Input data:
►

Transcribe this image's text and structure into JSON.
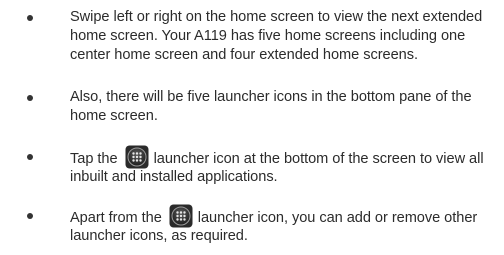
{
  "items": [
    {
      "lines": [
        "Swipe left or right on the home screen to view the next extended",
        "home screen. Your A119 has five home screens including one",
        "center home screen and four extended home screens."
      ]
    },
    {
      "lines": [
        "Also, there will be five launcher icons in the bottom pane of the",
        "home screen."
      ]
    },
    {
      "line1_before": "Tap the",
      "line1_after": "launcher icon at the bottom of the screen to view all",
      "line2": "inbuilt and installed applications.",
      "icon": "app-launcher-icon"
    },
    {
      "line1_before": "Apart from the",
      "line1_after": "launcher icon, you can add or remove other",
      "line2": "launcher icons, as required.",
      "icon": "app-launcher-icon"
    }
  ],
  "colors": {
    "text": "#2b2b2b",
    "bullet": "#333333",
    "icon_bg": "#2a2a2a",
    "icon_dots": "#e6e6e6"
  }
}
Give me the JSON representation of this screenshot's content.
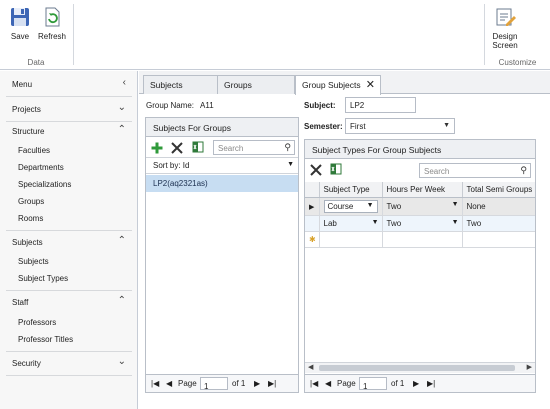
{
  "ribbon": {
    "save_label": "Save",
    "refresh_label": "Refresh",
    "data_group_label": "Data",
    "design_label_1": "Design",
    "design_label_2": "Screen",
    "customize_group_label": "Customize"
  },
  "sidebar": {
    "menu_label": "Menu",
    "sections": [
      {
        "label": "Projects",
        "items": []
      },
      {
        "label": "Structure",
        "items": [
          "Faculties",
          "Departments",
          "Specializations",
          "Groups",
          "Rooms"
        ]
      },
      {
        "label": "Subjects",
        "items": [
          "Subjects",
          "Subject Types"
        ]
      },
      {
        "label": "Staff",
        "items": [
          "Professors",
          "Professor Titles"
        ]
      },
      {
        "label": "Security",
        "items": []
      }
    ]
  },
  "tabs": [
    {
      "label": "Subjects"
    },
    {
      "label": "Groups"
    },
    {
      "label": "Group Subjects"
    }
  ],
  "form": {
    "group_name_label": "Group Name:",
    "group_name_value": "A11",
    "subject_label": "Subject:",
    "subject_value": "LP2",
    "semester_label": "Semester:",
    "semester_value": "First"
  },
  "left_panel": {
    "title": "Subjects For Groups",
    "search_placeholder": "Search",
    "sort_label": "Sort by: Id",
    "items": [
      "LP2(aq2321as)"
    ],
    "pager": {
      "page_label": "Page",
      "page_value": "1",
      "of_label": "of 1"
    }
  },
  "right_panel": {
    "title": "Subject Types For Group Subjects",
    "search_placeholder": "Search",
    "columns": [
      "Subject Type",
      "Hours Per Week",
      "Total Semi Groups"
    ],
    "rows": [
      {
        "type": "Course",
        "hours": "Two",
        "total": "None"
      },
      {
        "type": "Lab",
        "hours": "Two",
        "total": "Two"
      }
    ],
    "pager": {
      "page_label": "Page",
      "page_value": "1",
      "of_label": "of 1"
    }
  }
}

◄
►

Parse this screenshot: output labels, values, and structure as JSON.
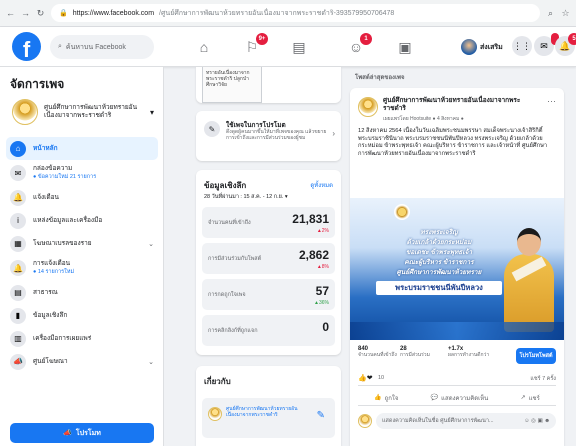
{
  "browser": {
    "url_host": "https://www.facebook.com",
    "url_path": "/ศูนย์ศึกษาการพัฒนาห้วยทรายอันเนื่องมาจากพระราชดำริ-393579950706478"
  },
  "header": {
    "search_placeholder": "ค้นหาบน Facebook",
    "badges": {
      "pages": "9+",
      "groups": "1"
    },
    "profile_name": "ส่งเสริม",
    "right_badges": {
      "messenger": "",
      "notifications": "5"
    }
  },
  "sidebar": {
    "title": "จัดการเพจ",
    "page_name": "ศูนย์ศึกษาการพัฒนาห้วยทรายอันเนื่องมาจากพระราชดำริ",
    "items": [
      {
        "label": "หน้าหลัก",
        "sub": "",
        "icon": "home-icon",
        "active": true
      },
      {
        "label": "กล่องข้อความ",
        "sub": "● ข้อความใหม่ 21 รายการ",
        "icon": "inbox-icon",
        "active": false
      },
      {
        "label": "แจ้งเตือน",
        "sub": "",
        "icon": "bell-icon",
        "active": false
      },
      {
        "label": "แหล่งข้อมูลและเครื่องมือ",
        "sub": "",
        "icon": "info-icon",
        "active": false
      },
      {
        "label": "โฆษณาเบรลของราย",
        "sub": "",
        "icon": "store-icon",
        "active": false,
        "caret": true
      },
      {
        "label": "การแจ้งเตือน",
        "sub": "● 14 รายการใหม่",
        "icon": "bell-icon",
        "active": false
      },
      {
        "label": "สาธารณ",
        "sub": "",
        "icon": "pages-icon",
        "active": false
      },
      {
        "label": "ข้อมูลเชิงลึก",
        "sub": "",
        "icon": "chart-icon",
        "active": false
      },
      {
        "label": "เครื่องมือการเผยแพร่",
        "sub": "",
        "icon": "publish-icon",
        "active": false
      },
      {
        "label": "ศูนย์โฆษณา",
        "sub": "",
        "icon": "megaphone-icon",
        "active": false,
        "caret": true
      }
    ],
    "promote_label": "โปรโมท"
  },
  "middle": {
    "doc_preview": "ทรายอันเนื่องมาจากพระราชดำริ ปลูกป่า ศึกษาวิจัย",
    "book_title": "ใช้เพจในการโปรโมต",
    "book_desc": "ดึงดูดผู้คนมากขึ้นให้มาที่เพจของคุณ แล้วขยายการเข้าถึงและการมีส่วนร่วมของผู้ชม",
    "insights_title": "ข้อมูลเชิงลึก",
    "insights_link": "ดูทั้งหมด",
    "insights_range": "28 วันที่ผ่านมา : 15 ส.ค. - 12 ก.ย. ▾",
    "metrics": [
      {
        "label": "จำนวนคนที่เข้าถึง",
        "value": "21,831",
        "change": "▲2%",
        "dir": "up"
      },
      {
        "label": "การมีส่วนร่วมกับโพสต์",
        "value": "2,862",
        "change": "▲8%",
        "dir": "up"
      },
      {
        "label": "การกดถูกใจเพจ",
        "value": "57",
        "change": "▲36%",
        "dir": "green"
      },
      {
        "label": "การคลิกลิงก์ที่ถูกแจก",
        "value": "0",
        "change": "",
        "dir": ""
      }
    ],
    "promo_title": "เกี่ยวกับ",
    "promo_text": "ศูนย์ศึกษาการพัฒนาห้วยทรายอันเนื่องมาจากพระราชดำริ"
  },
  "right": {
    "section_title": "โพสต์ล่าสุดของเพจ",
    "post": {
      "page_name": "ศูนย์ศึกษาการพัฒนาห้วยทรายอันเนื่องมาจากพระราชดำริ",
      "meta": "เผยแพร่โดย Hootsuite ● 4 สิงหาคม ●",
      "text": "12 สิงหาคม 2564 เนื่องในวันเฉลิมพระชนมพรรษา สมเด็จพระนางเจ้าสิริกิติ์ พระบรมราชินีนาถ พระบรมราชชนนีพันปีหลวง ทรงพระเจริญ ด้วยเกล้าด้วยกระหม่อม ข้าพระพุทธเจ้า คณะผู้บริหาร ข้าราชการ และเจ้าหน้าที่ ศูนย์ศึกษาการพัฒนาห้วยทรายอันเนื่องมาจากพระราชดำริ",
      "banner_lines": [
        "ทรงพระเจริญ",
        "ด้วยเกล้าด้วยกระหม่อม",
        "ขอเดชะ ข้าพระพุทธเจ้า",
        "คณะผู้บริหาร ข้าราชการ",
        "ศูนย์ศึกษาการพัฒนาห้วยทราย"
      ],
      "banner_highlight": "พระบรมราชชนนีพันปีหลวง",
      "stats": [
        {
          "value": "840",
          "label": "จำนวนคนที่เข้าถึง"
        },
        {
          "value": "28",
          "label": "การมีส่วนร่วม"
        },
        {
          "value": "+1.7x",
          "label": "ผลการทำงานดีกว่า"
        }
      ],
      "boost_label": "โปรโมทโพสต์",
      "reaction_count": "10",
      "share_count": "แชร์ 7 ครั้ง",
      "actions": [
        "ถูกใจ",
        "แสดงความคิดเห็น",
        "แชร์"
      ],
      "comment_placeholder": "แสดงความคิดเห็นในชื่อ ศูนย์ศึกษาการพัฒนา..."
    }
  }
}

◄

The request:
Go through the records above and copy every line with the word "หลวง".

The response:
      "text": "12 สิงหาคม 2564 เนื่องในวันเฉลิมพระชนมพรรษา สมเด็จพระนางเจ้าสิริกิติ์ พระบรมราชินีนาถ พระบรมราชชนนีพันปีหลวง ทรงพระเจริญ ด้วยเกล้าด้วยกระหม่อม ข้าพระพุทธเจ้า คณะผู้บริหาร ข้าราชการ และเจ้าหน้าที่ ศูนย์ศึกษาการพัฒนาห้วยทรายอันเนื่องมาจากพระราชดำริ",
      "banner_highlight": "พระบรมราชชนนีพันปีหลวง",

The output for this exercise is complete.